TO BE DONE: Write out every entry, unchanged. Skip any picture.

[START OF DATASET RECORDS]

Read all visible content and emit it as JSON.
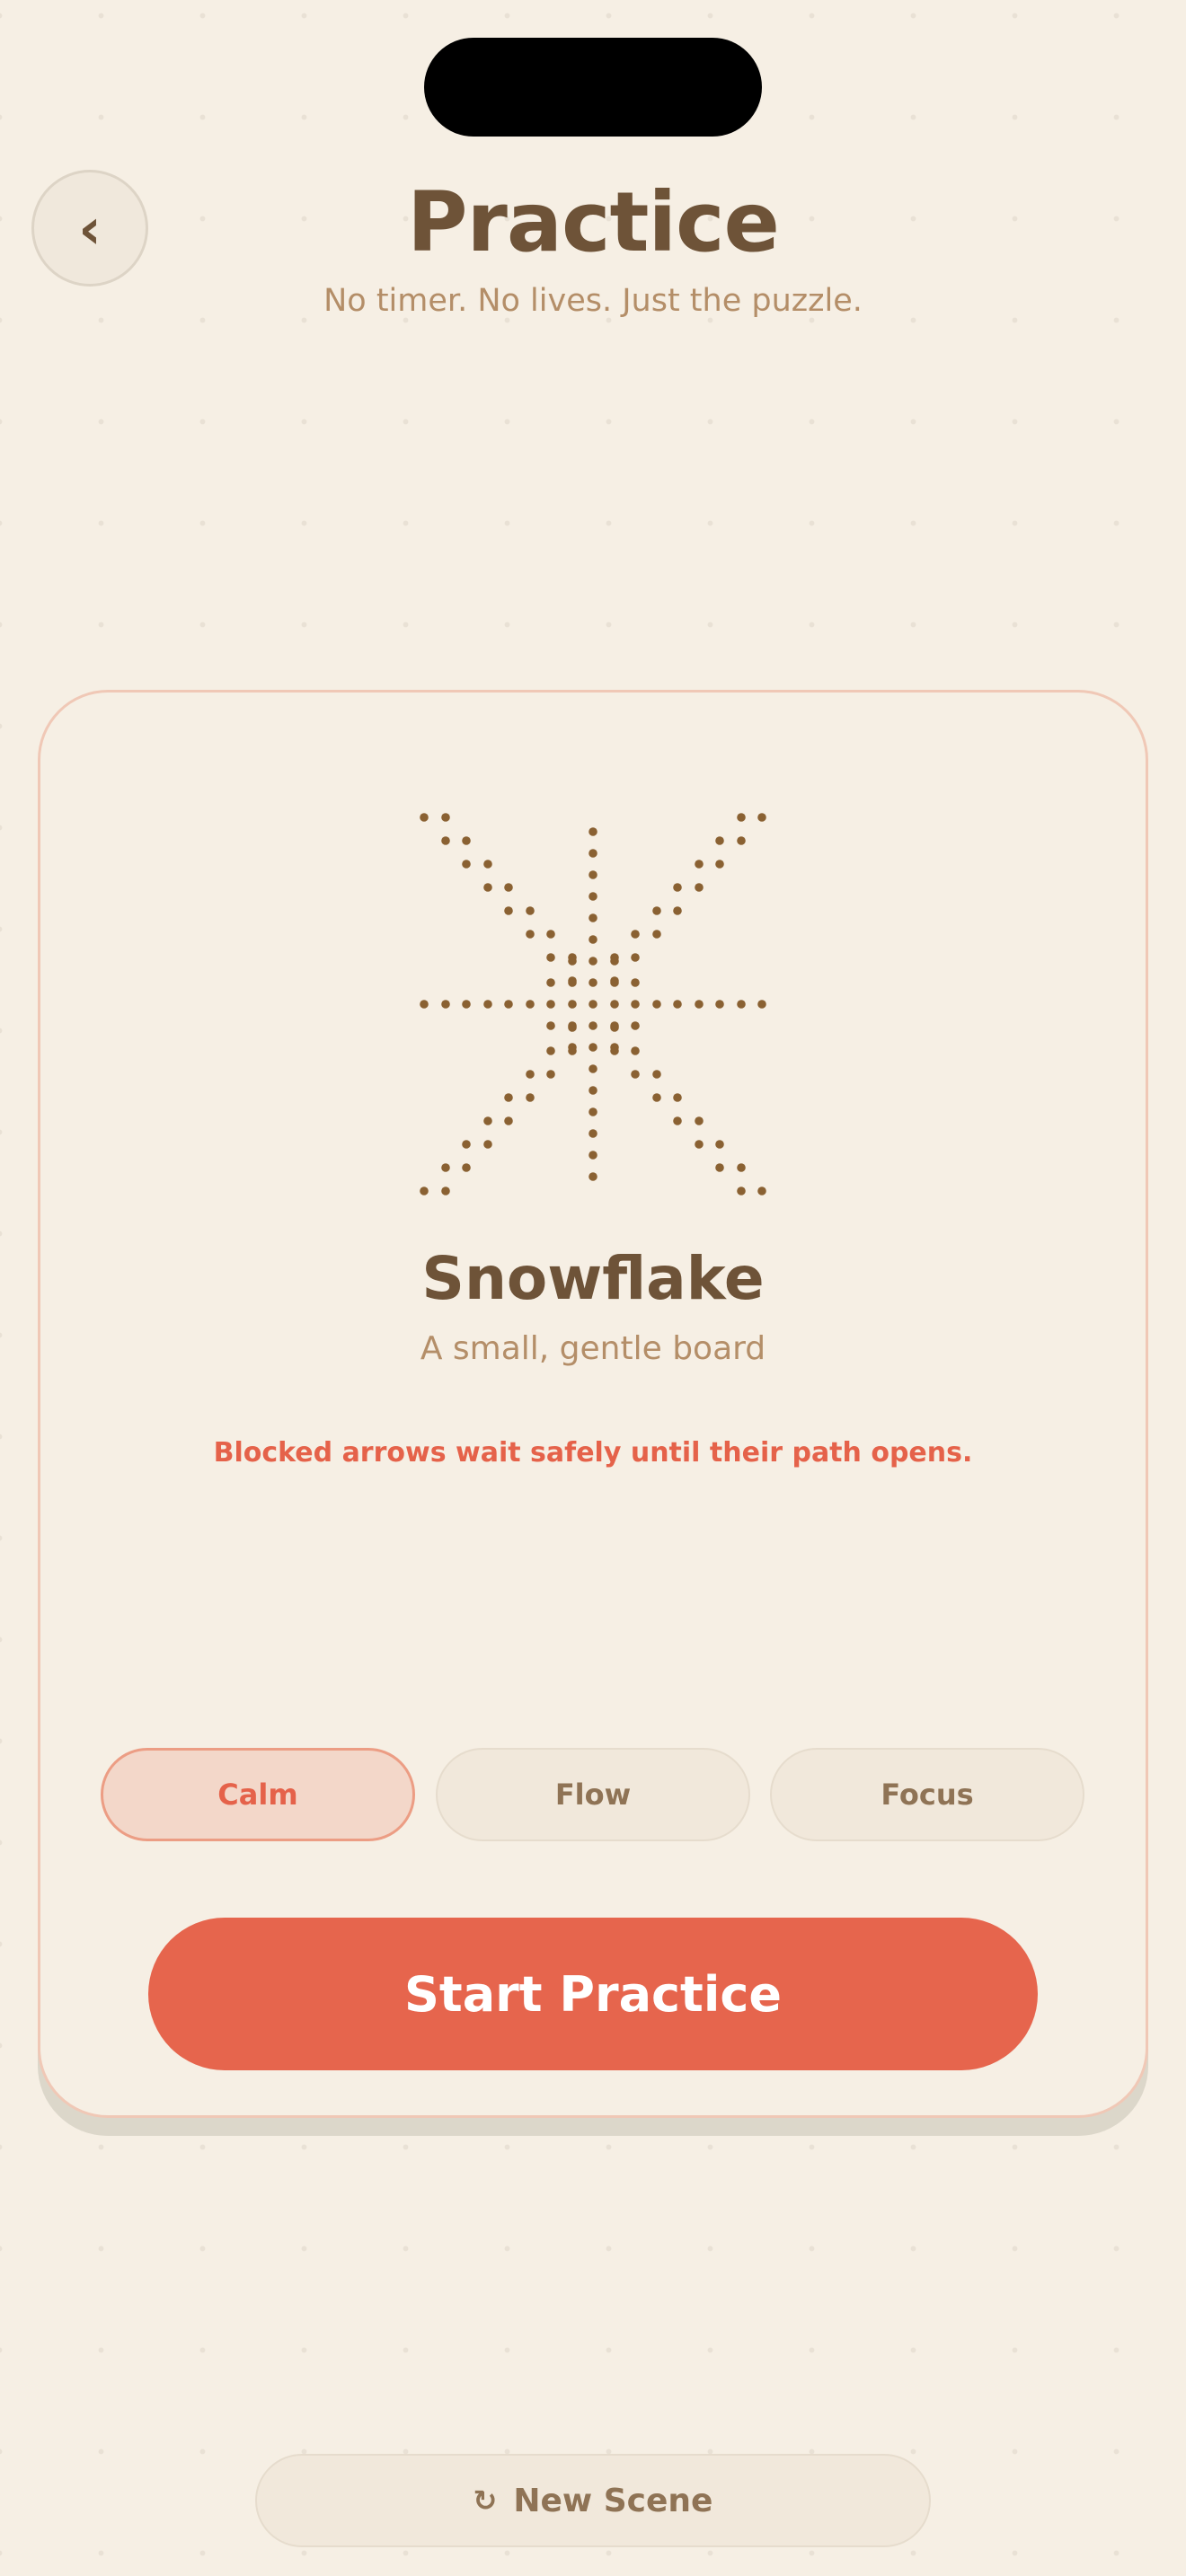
{
  "header": {
    "back_icon": "chevron-left-icon",
    "back_glyph": "‹",
    "title": "Practice",
    "subtitle": "No timer. No lives. Just the puzzle."
  },
  "card": {
    "scene_icon": "snowflake-dot-grid-icon",
    "scene_title": "Snowflake",
    "scene_subtitle": "A small, gentle board",
    "hint": "Blocked arrows wait safely until their path opens.",
    "modes": [
      {
        "label": "Calm",
        "selected": true
      },
      {
        "label": "Flow",
        "selected": false
      },
      {
        "label": "Focus",
        "selected": false
      }
    ],
    "start_label": "Start Practice"
  },
  "footer": {
    "refresh_icon": "refresh-icon",
    "refresh_glyph": "↻",
    "new_scene_label": "New Scene"
  },
  "colors": {
    "background": "#f6efe4",
    "title": "#6e5338",
    "muted": "#b48e68",
    "accent": "#e6654d",
    "dot": "#8a6132"
  }
}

[END OF DATASET RECORDS]

RESPONSE BELOW:
Read all visible content and emit it as JSON.
{
  "header": {
    "back_icon": "chevron-left-icon",
    "back_glyph": "‹",
    "title": "Practice",
    "subtitle": "No timer. No lives. Just the puzzle."
  },
  "card": {
    "scene_icon": "snowflake-dot-grid-icon",
    "scene_title": "Snowflake",
    "scene_subtitle": "A small, gentle board",
    "hint": "Blocked arrows wait safely until their path opens.",
    "modes": [
      {
        "label": "Calm",
        "selected": true
      },
      {
        "label": "Flow",
        "selected": false
      },
      {
        "label": "Focus",
        "selected": false
      }
    ],
    "start_label": "Start Practice"
  },
  "footer": {
    "refresh_icon": "refresh-icon",
    "refresh_glyph": "↻",
    "new_scene_label": "New Scene"
  },
  "colors": {
    "background": "#f6efe4",
    "title": "#6e5338",
    "muted": "#b48e68",
    "accent": "#e6654d",
    "dot": "#8a6132"
  }
}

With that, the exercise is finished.